Aim of the task>
In the listing that follows, how many lines contain "Read"? Give the number only.

Data entries>
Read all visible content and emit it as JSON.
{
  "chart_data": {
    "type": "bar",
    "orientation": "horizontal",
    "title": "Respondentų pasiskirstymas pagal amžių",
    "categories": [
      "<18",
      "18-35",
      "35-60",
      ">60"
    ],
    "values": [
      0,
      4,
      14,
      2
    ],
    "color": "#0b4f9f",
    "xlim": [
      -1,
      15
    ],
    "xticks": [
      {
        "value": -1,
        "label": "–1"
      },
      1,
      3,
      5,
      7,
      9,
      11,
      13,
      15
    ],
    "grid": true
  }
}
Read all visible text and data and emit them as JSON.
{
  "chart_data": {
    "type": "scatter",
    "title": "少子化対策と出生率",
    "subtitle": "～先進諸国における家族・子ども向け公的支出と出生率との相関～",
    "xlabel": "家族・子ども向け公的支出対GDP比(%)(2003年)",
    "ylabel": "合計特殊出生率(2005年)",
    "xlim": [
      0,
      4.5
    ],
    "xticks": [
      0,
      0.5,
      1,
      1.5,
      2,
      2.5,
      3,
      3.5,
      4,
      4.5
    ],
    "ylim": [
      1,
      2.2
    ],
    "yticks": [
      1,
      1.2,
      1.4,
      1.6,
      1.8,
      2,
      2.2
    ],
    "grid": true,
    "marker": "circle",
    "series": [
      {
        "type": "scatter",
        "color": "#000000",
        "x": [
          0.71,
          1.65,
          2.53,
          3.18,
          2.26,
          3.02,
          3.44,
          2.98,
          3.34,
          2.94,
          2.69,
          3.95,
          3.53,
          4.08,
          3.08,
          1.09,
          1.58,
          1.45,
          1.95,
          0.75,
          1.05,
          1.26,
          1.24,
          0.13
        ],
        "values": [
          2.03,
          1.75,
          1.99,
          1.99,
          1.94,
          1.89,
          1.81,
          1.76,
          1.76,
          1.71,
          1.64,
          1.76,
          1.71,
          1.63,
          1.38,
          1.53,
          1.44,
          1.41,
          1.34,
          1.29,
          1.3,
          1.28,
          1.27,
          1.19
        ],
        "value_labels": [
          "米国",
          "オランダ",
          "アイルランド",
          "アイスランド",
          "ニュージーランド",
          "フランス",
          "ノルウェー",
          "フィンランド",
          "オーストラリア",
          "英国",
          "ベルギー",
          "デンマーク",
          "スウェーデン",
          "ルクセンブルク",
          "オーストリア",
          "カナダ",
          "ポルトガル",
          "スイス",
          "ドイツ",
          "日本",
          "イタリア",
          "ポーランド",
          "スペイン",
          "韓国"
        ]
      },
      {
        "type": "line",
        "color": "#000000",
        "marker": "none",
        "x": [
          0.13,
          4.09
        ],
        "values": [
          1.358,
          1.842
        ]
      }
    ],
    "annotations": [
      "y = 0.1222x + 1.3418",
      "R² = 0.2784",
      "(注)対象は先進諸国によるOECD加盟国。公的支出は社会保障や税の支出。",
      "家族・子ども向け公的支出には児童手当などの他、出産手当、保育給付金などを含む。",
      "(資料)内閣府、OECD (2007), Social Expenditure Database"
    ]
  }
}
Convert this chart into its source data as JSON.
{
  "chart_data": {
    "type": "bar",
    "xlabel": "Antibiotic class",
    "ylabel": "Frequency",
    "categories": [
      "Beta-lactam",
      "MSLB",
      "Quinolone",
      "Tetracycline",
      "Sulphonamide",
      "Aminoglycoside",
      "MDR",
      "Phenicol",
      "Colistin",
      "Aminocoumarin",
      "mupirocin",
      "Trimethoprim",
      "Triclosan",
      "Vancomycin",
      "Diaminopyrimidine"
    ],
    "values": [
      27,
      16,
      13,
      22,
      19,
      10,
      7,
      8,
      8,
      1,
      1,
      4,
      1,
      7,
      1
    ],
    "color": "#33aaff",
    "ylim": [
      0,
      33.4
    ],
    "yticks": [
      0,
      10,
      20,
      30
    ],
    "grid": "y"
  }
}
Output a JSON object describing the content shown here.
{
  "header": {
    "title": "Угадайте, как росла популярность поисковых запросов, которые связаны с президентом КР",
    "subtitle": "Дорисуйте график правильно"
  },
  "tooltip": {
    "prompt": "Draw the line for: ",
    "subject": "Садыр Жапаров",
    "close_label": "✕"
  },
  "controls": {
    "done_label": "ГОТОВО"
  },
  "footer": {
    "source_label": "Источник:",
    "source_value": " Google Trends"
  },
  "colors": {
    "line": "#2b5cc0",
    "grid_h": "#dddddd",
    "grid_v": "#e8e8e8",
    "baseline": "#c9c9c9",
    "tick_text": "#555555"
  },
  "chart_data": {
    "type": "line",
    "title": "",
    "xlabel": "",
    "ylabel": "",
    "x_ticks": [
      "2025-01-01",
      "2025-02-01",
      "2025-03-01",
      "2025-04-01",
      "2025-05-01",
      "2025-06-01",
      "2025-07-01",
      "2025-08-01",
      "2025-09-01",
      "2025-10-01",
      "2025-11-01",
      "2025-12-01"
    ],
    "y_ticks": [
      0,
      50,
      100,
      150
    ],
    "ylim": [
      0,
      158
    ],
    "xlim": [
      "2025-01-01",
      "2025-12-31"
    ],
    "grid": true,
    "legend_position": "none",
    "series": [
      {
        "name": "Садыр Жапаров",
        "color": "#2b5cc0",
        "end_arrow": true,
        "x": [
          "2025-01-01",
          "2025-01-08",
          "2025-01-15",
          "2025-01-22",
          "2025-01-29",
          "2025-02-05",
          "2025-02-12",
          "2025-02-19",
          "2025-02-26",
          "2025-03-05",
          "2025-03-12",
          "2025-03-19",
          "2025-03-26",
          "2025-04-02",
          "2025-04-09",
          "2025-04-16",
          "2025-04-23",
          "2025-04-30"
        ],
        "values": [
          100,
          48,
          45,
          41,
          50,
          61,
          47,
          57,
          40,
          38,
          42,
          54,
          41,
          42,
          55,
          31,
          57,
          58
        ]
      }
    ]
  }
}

Final result>
2